• **Exercise directions**: In the listing that follows, count each line containing the string "Cumulative" and report only the count.

• **Provided entries**:

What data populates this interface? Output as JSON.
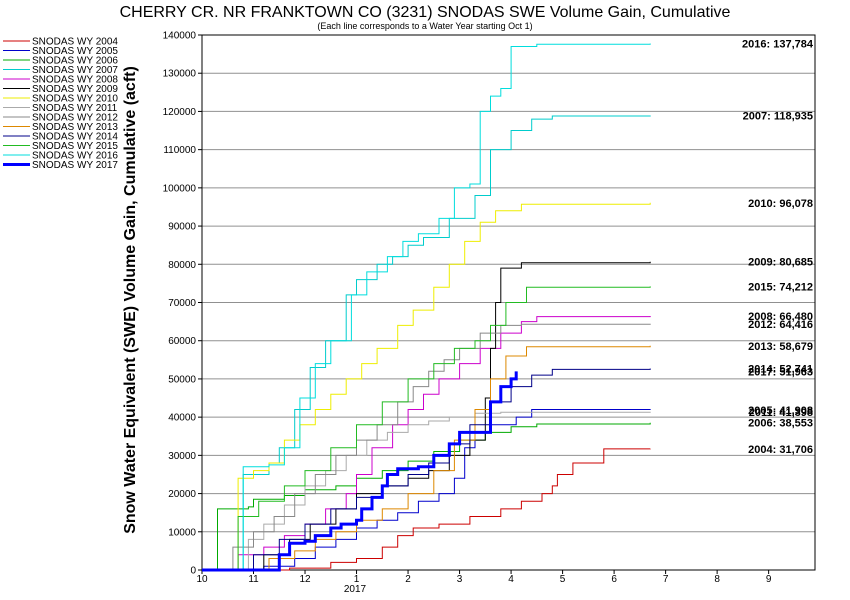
{
  "chart_data": {
    "type": "line",
    "title": "CHERRY CR. NR FRANKTOWN CO (3231) SNODAS SWE Volume Gain, Cumulative",
    "subtitle": "(Each line corresponds to a Water Year starting Oct 1)",
    "ylabel": "Snow Water Equivalent (SWE) Volume Gain, Cumulative (acft)",
    "xlabel": "",
    "x_ticks": [
      "10",
      "11",
      "12",
      "1",
      "2",
      "3",
      "4",
      "5",
      "6",
      "7",
      "8",
      "9"
    ],
    "x_year_label": "2017",
    "ylim": [
      0,
      140000
    ],
    "y_ticks": [
      0,
      10000,
      20000,
      30000,
      40000,
      50000,
      60000,
      70000,
      80000,
      90000,
      100000,
      110000,
      120000,
      130000,
      140000
    ],
    "grid": "horizontal",
    "legend_position": "left",
    "series": [
      {
        "name": "SNODAS WY 2004",
        "color": "#cc0000",
        "width": 1,
        "end_label": "2004: 31,706",
        "points": [
          [
            10.0,
            0
          ],
          [
            11.6,
            0
          ],
          [
            11.7,
            500
          ],
          [
            12.5,
            2000
          ],
          [
            13.0,
            3000
          ],
          [
            13.5,
            6000
          ],
          [
            13.8,
            9000
          ],
          [
            14.1,
            11000
          ],
          [
            14.6,
            12000
          ],
          [
            15.2,
            14000
          ],
          [
            15.8,
            16000
          ],
          [
            16.2,
            18000
          ],
          [
            16.6,
            20000
          ],
          [
            16.8,
            22000
          ],
          [
            16.9,
            25000
          ],
          [
            17.2,
            28000
          ],
          [
            17.8,
            31700
          ],
          [
            18.7,
            31706
          ]
        ]
      },
      {
        "name": "SNODAS WY 2005",
        "color": "#0000cc",
        "width": 1,
        "end_label": "2005: 41,908",
        "points": [
          [
            10.0,
            0
          ],
          [
            11.0,
            0
          ],
          [
            11.2,
            1000
          ],
          [
            11.8,
            3000
          ],
          [
            12.2,
            6000
          ],
          [
            12.6,
            8000
          ],
          [
            13.0,
            11000
          ],
          [
            13.4,
            13000
          ],
          [
            13.8,
            15000
          ],
          [
            14.2,
            18000
          ],
          [
            14.6,
            20000
          ],
          [
            14.9,
            24000
          ],
          [
            15.1,
            32000
          ],
          [
            15.3,
            36000
          ],
          [
            15.6,
            38000
          ],
          [
            16.1,
            40000
          ],
          [
            16.4,
            42000
          ],
          [
            18.7,
            41908
          ]
        ]
      },
      {
        "name": "SNODAS WY 2006",
        "color": "#00aa00",
        "width": 1,
        "end_label": "2006: 38,553",
        "points": [
          [
            10.0,
            0
          ],
          [
            10.25,
            0
          ],
          [
            10.3,
            16000
          ],
          [
            10.9,
            16500
          ],
          [
            11.0,
            18500
          ],
          [
            11.6,
            19500
          ],
          [
            12.0,
            21000
          ],
          [
            12.6,
            22000
          ],
          [
            13.0,
            24000
          ],
          [
            13.5,
            26000
          ],
          [
            14.0,
            28500
          ],
          [
            14.5,
            31000
          ],
          [
            15.0,
            34000
          ],
          [
            15.5,
            36000
          ],
          [
            16.0,
            37500
          ],
          [
            16.5,
            38200
          ],
          [
            18.7,
            38553
          ]
        ]
      },
      {
        "name": "SNODAS WY 2007",
        "color": "#00cccc",
        "width": 1,
        "end_label": "2007: 118,935",
        "points": [
          [
            10.0,
            0
          ],
          [
            10.7,
            0
          ],
          [
            10.8,
            25000
          ],
          [
            11.3,
            28000
          ],
          [
            11.5,
            32000
          ],
          [
            11.8,
            42000
          ],
          [
            12.1,
            53000
          ],
          [
            12.4,
            60000
          ],
          [
            12.8,
            72000
          ],
          [
            13.0,
            76000
          ],
          [
            13.4,
            80000
          ],
          [
            13.7,
            82000
          ],
          [
            14.0,
            85000
          ],
          [
            14.3,
            87000
          ],
          [
            14.8,
            92000
          ],
          [
            15.3,
            98000
          ],
          [
            15.6,
            110000
          ],
          [
            16.0,
            115000
          ],
          [
            16.4,
            118000
          ],
          [
            16.8,
            118800
          ],
          [
            18.7,
            118935
          ]
        ]
      },
      {
        "name": "SNODAS WY 2008",
        "color": "#cc00cc",
        "width": 1,
        "end_label": "2008: 66,480",
        "points": [
          [
            10.0,
            0
          ],
          [
            10.6,
            0
          ],
          [
            10.7,
            4000
          ],
          [
            11.2,
            6000
          ],
          [
            11.6,
            9000
          ],
          [
            12.0,
            12000
          ],
          [
            12.4,
            16000
          ],
          [
            12.8,
            20000
          ],
          [
            13.0,
            25000
          ],
          [
            13.3,
            32000
          ],
          [
            13.7,
            38000
          ],
          [
            14.0,
            42000
          ],
          [
            14.3,
            46000
          ],
          [
            14.6,
            50000
          ],
          [
            15.0,
            54000
          ],
          [
            15.4,
            58000
          ],
          [
            15.8,
            62000
          ],
          [
            16.2,
            65000
          ],
          [
            16.5,
            66300
          ],
          [
            18.7,
            66480
          ]
        ]
      },
      {
        "name": "SNODAS WY 2009",
        "color": "#000000",
        "width": 1,
        "end_label": "2009: 80,685",
        "points": [
          [
            10.0,
            0
          ],
          [
            11.1,
            0
          ],
          [
            11.2,
            4000
          ],
          [
            11.7,
            8000
          ],
          [
            12.1,
            12000
          ],
          [
            12.6,
            16000
          ],
          [
            13.0,
            20000
          ],
          [
            13.5,
            22000
          ],
          [
            14.0,
            24000
          ],
          [
            14.4,
            26000
          ],
          [
            14.8,
            30000
          ],
          [
            15.2,
            34000
          ],
          [
            15.5,
            45000
          ],
          [
            15.6,
            58000
          ],
          [
            15.7,
            70000
          ],
          [
            15.8,
            79000
          ],
          [
            16.2,
            80400
          ],
          [
            18.7,
            80685
          ]
        ]
      },
      {
        "name": "SNODAS WY 2010",
        "color": "#eeee00",
        "width": 1,
        "end_label": "2010: 96,078",
        "points": [
          [
            10.0,
            0
          ],
          [
            10.6,
            0
          ],
          [
            10.7,
            24000
          ],
          [
            11.0,
            26000
          ],
          [
            11.3,
            28000
          ],
          [
            11.6,
            34000
          ],
          [
            11.9,
            38000
          ],
          [
            12.2,
            42000
          ],
          [
            12.5,
            46000
          ],
          [
            12.8,
            50000
          ],
          [
            13.1,
            54000
          ],
          [
            13.4,
            58000
          ],
          [
            13.8,
            64000
          ],
          [
            14.1,
            68000
          ],
          [
            14.5,
            74000
          ],
          [
            14.8,
            80000
          ],
          [
            15.1,
            86000
          ],
          [
            15.4,
            91000
          ],
          [
            15.7,
            94000
          ],
          [
            16.2,
            95700
          ],
          [
            18.7,
            96078
          ]
        ]
      },
      {
        "name": "SNODAS WY 2011",
        "color": "#aaaaaa",
        "width": 1,
        "end_label": "2011: 41,398",
        "points": [
          [
            10.0,
            0
          ],
          [
            10.8,
            0
          ],
          [
            10.9,
            8000
          ],
          [
            11.2,
            12000
          ],
          [
            11.6,
            17000
          ],
          [
            12.0,
            22000
          ],
          [
            12.4,
            26000
          ],
          [
            12.8,
            30000
          ],
          [
            13.2,
            34000
          ],
          [
            13.6,
            36000
          ],
          [
            14.0,
            38000
          ],
          [
            14.4,
            39000
          ],
          [
            14.8,
            40000
          ],
          [
            15.3,
            41000
          ],
          [
            15.8,
            41300
          ],
          [
            18.7,
            41398
          ]
        ]
      },
      {
        "name": "SNODAS WY 2012",
        "color": "#888888",
        "width": 1,
        "end_label": "2012: 64,416",
        "points": [
          [
            10.0,
            0
          ],
          [
            10.5,
            0
          ],
          [
            10.6,
            6000
          ],
          [
            11.0,
            10000
          ],
          [
            11.4,
            14000
          ],
          [
            11.8,
            20000
          ],
          [
            12.2,
            25000
          ],
          [
            12.6,
            30000
          ],
          [
            13.0,
            34000
          ],
          [
            13.4,
            38000
          ],
          [
            13.8,
            44000
          ],
          [
            14.1,
            48000
          ],
          [
            14.4,
            52000
          ],
          [
            14.7,
            55000
          ],
          [
            15.0,
            58000
          ],
          [
            15.4,
            62000
          ],
          [
            15.8,
            64000
          ],
          [
            16.2,
            64300
          ],
          [
            18.7,
            64416
          ]
        ]
      },
      {
        "name": "SNODAS WY 2013",
        "color": "#dd8800",
        "width": 1,
        "end_label": "2013: 58,679",
        "points": [
          [
            10.0,
            0
          ],
          [
            11.2,
            0
          ],
          [
            11.3,
            3000
          ],
          [
            11.8,
            5000
          ],
          [
            12.2,
            8000
          ],
          [
            12.6,
            10000
          ],
          [
            13.0,
            13000
          ],
          [
            13.5,
            16000
          ],
          [
            14.0,
            20000
          ],
          [
            14.5,
            26000
          ],
          [
            14.9,
            34000
          ],
          [
            15.3,
            42000
          ],
          [
            15.6,
            50000
          ],
          [
            15.9,
            56000
          ],
          [
            16.3,
            58400
          ],
          [
            18.7,
            58679
          ]
        ]
      },
      {
        "name": "SNODAS WY 2014",
        "color": "#000088",
        "width": 1,
        "end_label": "2014: 52,741",
        "points": [
          [
            10.0,
            0
          ],
          [
            10.9,
            0
          ],
          [
            11.0,
            4000
          ],
          [
            11.5,
            8000
          ],
          [
            12.0,
            12000
          ],
          [
            12.5,
            16000
          ],
          [
            13.0,
            19000
          ],
          [
            13.5,
            22000
          ],
          [
            14.0,
            25000
          ],
          [
            14.4,
            28000
          ],
          [
            14.8,
            33000
          ],
          [
            15.2,
            38000
          ],
          [
            15.6,
            44000
          ],
          [
            16.0,
            48000
          ],
          [
            16.4,
            51000
          ],
          [
            16.8,
            52500
          ],
          [
            18.7,
            52741
          ]
        ]
      },
      {
        "name": "SNODAS WY 2015",
        "color": "#22bb22",
        "width": 1,
        "end_label": "2015: 74,212",
        "points": [
          [
            10.0,
            0
          ],
          [
            10.6,
            0
          ],
          [
            10.7,
            14000
          ],
          [
            11.1,
            18000
          ],
          [
            11.6,
            22000
          ],
          [
            12.0,
            26000
          ],
          [
            12.5,
            32000
          ],
          [
            13.0,
            38000
          ],
          [
            13.5,
            44000
          ],
          [
            14.0,
            50000
          ],
          [
            14.5,
            54000
          ],
          [
            14.9,
            58000
          ],
          [
            15.3,
            60000
          ],
          [
            15.6,
            64000
          ],
          [
            15.9,
            70000
          ],
          [
            16.3,
            74000
          ],
          [
            18.7,
            74212
          ]
        ]
      },
      {
        "name": "SNODAS WY 2016",
        "color": "#00dddd",
        "width": 1,
        "end_label": "2016: 137,784",
        "points": [
          [
            10.0,
            0
          ],
          [
            10.7,
            0
          ],
          [
            10.8,
            27000
          ],
          [
            11.3,
            27500
          ],
          [
            11.6,
            32000
          ],
          [
            11.9,
            45000
          ],
          [
            12.2,
            54000
          ],
          [
            12.5,
            60000
          ],
          [
            12.9,
            72000
          ],
          [
            13.2,
            78000
          ],
          [
            13.6,
            82000
          ],
          [
            13.9,
            86000
          ],
          [
            14.2,
            88000
          ],
          [
            14.6,
            92000
          ],
          [
            14.9,
            100000
          ],
          [
            15.2,
            101000
          ],
          [
            15.4,
            120000
          ],
          [
            15.6,
            124000
          ],
          [
            15.8,
            126000
          ],
          [
            16.0,
            137000
          ],
          [
            16.5,
            137600
          ],
          [
            18.7,
            137784
          ]
        ]
      },
      {
        "name": "SNODAS WY 2017",
        "color": "#0000ff",
        "width": 3,
        "end_label": "2017: 51,963",
        "points": [
          [
            10.0,
            0
          ],
          [
            11.4,
            0
          ],
          [
            11.5,
            4000
          ],
          [
            11.7,
            7000
          ],
          [
            12.0,
            7500
          ],
          [
            12.2,
            9000
          ],
          [
            12.5,
            11000
          ],
          [
            12.7,
            12000
          ],
          [
            13.0,
            13000
          ],
          [
            13.1,
            16000
          ],
          [
            13.3,
            19000
          ],
          [
            13.5,
            22000
          ],
          [
            13.6,
            25000
          ],
          [
            13.8,
            26500
          ],
          [
            14.2,
            27000
          ],
          [
            14.5,
            30000
          ],
          [
            14.8,
            33000
          ],
          [
            15.0,
            36000
          ],
          [
            15.5,
            36000
          ],
          [
            15.6,
            44000
          ],
          [
            15.8,
            48000
          ],
          [
            16.0,
            50000
          ],
          [
            16.1,
            51963
          ]
        ]
      }
    ]
  }
}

• **Response to the exercise**: 2